▶ **抜粋**:
((

図8に示した表において、配合が異なる混合物に5~10重量%の範囲内の粉末及び溶液のフェノール樹脂を添加し、それらを混練して得られた組成物にて、
図3に示した30mm×30mm×30mmの寸法を有する成形体を作製した。得られた成形体の各々を1000℃から1200℃の範囲内の温度で還元焼成して
図8の表に示した本発明の耐酸化性耐火物(実施例1ないし実施例5)および比較例の耐火物(比較例1ないし比較例9)を作製した。
【0033】
(気体の難通化試験)
本発明の耐酸化性耐火物(実施例1ないし実施例5)および比較例の耐火物(比較例1)をそれぞれ酸化防止剤無添加で電気炉内に配し(
図3(a))、1350℃、1450℃または1550℃でそれぞれ加熱した。
【0034】
本発明の耐酸化性耐火物(実施例1ないし実施例5)は、1350℃、1450℃または1550℃のいずれの温度でも、耐酸化性耐火物(実施例1ないし実施例5)の接合面10aの周囲に溶融層11が形成され(
図3(b))、溶融層11によって外気を通さず気体の難通化効果を示した(
図3(c))。また、これらの断面は
図4の写真画像に示すように、酸化しておらず黒いままであり脱炭していなかった。この試験結果より、本発明の耐酸化性耐火物(実施例1ないし実施例5)では、連続鋳造用ノズルの接合面10aに溶融層11が形成されて接合部10の酸化が抑制されることが確認された。
【0035】
これに対して、比較例の耐火物(比較例1)は、1350℃、1450℃または1550℃のいずれの温度でも、耐火物の周囲に溶融層は形成されず(
図5(b))、外気を通し、気体の難通化効果を示さなかった(
図5(c))。これらの試験結果をまとめると、
図7のようになる。
また、これらの断面は
図6の写真画像に示すように、酸化して白くなり脱炭していた。この試験結果より、耐火物(比較例1)では、溶融層11が形成されず酸化が抑制されていないことが確認された。
【0036】
(酸化量試験)

))

▶ **課題内容**:
抜粋に基づき、次の問いに答えなさい。
1. 作製された成形体の寸法はいくらか。
2. 気体の難通化試験では、どの温度で加熱したか。
3. 比較例1の耐火物の断面は、試験後どのような状態であったか。
後に掲げる記録は、この作業では使用しない。

▶ **記録**:

((

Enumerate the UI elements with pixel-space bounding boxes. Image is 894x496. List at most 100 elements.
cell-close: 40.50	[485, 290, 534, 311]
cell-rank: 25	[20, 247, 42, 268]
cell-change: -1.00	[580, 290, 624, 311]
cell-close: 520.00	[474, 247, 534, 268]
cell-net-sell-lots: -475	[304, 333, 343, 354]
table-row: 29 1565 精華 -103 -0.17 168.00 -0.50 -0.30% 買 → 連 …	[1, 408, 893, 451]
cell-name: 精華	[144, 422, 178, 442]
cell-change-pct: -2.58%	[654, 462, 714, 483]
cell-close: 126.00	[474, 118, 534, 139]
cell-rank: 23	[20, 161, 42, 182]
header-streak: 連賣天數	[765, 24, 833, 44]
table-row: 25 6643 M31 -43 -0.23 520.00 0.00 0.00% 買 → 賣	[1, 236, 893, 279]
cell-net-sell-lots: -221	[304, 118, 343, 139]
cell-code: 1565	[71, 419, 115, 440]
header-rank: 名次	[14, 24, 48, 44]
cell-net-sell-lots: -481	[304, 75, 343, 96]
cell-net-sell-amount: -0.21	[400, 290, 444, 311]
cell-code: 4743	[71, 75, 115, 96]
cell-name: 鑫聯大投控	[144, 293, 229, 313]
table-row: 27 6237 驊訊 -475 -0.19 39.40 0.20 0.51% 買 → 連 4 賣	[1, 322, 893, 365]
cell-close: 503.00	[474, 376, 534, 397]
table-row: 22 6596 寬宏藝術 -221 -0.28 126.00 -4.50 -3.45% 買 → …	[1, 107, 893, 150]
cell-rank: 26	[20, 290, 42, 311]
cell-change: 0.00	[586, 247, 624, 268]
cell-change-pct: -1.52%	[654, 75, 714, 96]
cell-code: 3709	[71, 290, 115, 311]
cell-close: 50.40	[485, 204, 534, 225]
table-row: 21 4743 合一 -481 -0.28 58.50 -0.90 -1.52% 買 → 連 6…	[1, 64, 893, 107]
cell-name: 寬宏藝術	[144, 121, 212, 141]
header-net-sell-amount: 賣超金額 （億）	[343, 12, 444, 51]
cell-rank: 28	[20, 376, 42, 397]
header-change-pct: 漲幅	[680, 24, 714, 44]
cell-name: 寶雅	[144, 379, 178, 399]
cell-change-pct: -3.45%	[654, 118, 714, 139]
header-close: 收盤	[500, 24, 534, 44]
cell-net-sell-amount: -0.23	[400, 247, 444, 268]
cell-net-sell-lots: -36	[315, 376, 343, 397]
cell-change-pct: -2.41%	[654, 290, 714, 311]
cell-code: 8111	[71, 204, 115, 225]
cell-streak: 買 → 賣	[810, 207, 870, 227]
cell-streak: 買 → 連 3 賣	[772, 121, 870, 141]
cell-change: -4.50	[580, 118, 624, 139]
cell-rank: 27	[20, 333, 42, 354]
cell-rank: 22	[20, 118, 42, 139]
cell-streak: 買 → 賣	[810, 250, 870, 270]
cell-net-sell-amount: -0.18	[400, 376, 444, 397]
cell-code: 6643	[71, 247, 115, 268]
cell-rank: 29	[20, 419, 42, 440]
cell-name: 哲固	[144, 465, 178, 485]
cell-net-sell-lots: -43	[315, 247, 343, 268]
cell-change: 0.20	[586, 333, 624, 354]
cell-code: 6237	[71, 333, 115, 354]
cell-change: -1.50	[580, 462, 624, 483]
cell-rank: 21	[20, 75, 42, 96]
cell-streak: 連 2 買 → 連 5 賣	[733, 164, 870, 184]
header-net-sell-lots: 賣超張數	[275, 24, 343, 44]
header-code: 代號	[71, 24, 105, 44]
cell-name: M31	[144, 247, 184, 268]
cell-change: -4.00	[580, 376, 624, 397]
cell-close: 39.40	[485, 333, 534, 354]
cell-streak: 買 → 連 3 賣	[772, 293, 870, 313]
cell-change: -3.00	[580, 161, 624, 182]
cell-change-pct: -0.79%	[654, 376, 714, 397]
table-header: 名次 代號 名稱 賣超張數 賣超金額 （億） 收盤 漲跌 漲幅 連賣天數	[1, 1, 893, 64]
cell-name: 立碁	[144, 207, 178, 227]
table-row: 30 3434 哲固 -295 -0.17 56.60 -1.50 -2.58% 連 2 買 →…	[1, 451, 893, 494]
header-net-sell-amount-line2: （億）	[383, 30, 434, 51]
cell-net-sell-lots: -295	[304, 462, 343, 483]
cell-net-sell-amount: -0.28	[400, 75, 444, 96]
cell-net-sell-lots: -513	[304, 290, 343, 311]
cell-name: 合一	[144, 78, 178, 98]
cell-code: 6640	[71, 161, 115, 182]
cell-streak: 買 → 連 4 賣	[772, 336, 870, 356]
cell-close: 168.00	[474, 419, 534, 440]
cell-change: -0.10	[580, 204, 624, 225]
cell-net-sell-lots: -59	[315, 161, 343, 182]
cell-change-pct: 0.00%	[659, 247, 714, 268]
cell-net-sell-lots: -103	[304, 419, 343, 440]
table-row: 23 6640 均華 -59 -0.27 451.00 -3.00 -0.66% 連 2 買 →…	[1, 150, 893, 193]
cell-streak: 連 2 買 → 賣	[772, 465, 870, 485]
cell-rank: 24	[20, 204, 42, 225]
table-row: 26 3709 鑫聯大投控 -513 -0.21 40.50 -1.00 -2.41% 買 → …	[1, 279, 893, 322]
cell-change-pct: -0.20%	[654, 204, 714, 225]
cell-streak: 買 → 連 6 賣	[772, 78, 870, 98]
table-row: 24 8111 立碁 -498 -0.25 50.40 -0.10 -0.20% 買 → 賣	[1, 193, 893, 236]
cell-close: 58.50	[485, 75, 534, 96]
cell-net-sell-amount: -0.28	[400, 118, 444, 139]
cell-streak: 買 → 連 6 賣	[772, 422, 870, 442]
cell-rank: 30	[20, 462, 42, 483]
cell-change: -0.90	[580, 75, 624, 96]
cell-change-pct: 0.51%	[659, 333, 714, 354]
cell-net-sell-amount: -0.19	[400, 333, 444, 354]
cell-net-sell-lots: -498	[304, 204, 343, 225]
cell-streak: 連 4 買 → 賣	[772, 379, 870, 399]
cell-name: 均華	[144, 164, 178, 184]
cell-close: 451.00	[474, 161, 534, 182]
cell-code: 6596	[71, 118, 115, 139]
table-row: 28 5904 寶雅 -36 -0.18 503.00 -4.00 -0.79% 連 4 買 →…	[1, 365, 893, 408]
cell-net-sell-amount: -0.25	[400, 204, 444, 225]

))

▶ **解答**:
1. 30mm×30mm×30mmである。
2. 1350℃、1450℃または1550℃である。
3. 酸化して白くなり、脱炭していた。